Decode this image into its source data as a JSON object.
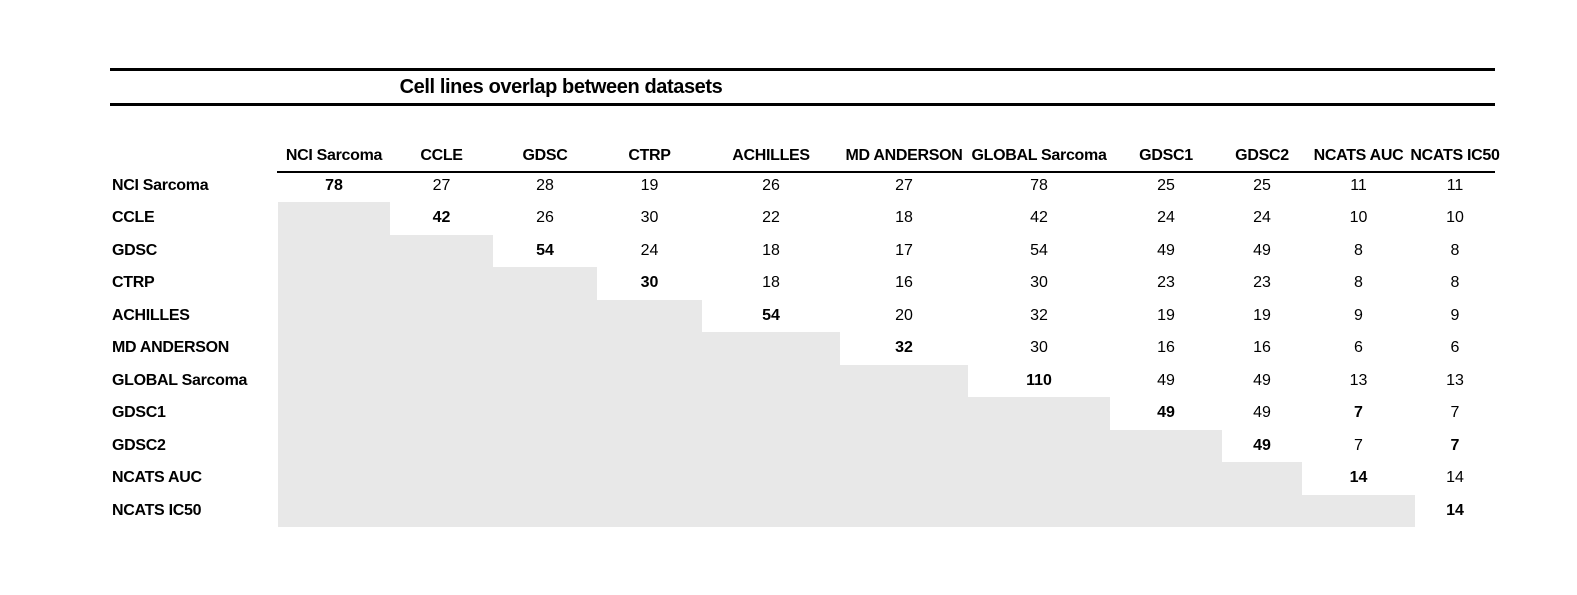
{
  "chart_data": {
    "type": "table",
    "title": "Cell lines overlap between datasets",
    "description": "Pairwise overlap counts of cell lines between datasets; upper triangle shown, diagonal in bold, lower triangle shaded gray",
    "columns": [
      "NCI Sarcoma",
      "CCLE",
      "GDSC",
      "CTRP",
      "ACHILLES",
      "MD ANDERSON",
      "GLOBAL Sarcoma",
      "GDSC1",
      "GDSC2",
      "NCATS AUC",
      "NCATS IC50"
    ],
    "row_labels": [
      "NCI Sarcoma",
      "CCLE",
      "GDSC",
      "CTRP",
      "ACHILLES",
      "MD ANDERSON",
      "GLOBAL Sarcoma",
      "GDSC1",
      "GDSC2",
      "NCATS AUC",
      "NCATS IC50"
    ],
    "matrix": [
      [
        78,
        27,
        28,
        19,
        26,
        27,
        78,
        25,
        25,
        11,
        11
      ],
      [
        null,
        42,
        26,
        30,
        22,
        18,
        42,
        24,
        24,
        10,
        10
      ],
      [
        null,
        null,
        54,
        24,
        18,
        17,
        54,
        49,
        49,
        8,
        8
      ],
      [
        null,
        null,
        null,
        30,
        18,
        16,
        30,
        23,
        23,
        8,
        8
      ],
      [
        null,
        null,
        null,
        null,
        54,
        20,
        32,
        19,
        19,
        9,
        9
      ],
      [
        null,
        null,
        null,
        null,
        null,
        32,
        30,
        16,
        16,
        6,
        6
      ],
      [
        null,
        null,
        null,
        null,
        null,
        null,
        110,
        49,
        49,
        13,
        13
      ],
      [
        null,
        null,
        null,
        null,
        null,
        null,
        null,
        49,
        49,
        7,
        7
      ],
      [
        null,
        null,
        null,
        null,
        null,
        null,
        null,
        null,
        49,
        7,
        7
      ],
      [
        null,
        null,
        null,
        null,
        null,
        null,
        null,
        null,
        null,
        14,
        14
      ],
      [
        null,
        null,
        null,
        null,
        null,
        null,
        null,
        null,
        null,
        null,
        14
      ]
    ],
    "bold_rule": "diagonal",
    "extra_bold_cells": [
      [
        7,
        9
      ],
      [
        8,
        10
      ]
    ],
    "shaded_region": "lower-triangle",
    "legend_position": "none",
    "grid": false,
    "colors": {
      "shade": "#e8e8e8",
      "text": "#000000",
      "rule": "#000000",
      "background": "#ffffff"
    }
  }
}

** The task **
Make an exact copy of the data above, pictures excluded.

** Exercise solution **
Decode this image into its source data as a JSON object.
{
  "chart_data": {
    "type": "table",
    "title": "Cell lines overlap between datasets",
    "description": "Pairwise overlap counts of cell lines between datasets; upper triangle shown, diagonal in bold, lower triangle shaded gray",
    "columns": [
      "NCI Sarcoma",
      "CCLE",
      "GDSC",
      "CTRP",
      "ACHILLES",
      "MD ANDERSON",
      "GLOBAL Sarcoma",
      "GDSC1",
      "GDSC2",
      "NCATS AUC",
      "NCATS IC50"
    ],
    "row_labels": [
      "NCI Sarcoma",
      "CCLE",
      "GDSC",
      "CTRP",
      "ACHILLES",
      "MD ANDERSON",
      "GLOBAL Sarcoma",
      "GDSC1",
      "GDSC2",
      "NCATS AUC",
      "NCATS IC50"
    ],
    "matrix": [
      [
        78,
        27,
        28,
        19,
        26,
        27,
        78,
        25,
        25,
        11,
        11
      ],
      [
        null,
        42,
        26,
        30,
        22,
        18,
        42,
        24,
        24,
        10,
        10
      ],
      [
        null,
        null,
        54,
        24,
        18,
        17,
        54,
        49,
        49,
        8,
        8
      ],
      [
        null,
        null,
        null,
        30,
        18,
        16,
        30,
        23,
        23,
        8,
        8
      ],
      [
        null,
        null,
        null,
        null,
        54,
        20,
        32,
        19,
        19,
        9,
        9
      ],
      [
        null,
        null,
        null,
        null,
        null,
        32,
        30,
        16,
        16,
        6,
        6
      ],
      [
        null,
        null,
        null,
        null,
        null,
        null,
        110,
        49,
        49,
        13,
        13
      ],
      [
        null,
        null,
        null,
        null,
        null,
        null,
        null,
        49,
        49,
        7,
        7
      ],
      [
        null,
        null,
        null,
        null,
        null,
        null,
        null,
        null,
        49,
        7,
        7
      ],
      [
        null,
        null,
        null,
        null,
        null,
        null,
        null,
        null,
        null,
        14,
        14
      ],
      [
        null,
        null,
        null,
        null,
        null,
        null,
        null,
        null,
        null,
        null,
        14
      ]
    ],
    "bold_rule": "diagonal",
    "extra_bold_cells": [
      [
        7,
        9
      ],
      [
        8,
        10
      ]
    ],
    "shaded_region": "lower-triangle",
    "legend_position": "none",
    "grid": false,
    "colors": {
      "shade": "#e8e8e8",
      "text": "#000000",
      "rule": "#000000",
      "background": "#ffffff"
    }
  }
}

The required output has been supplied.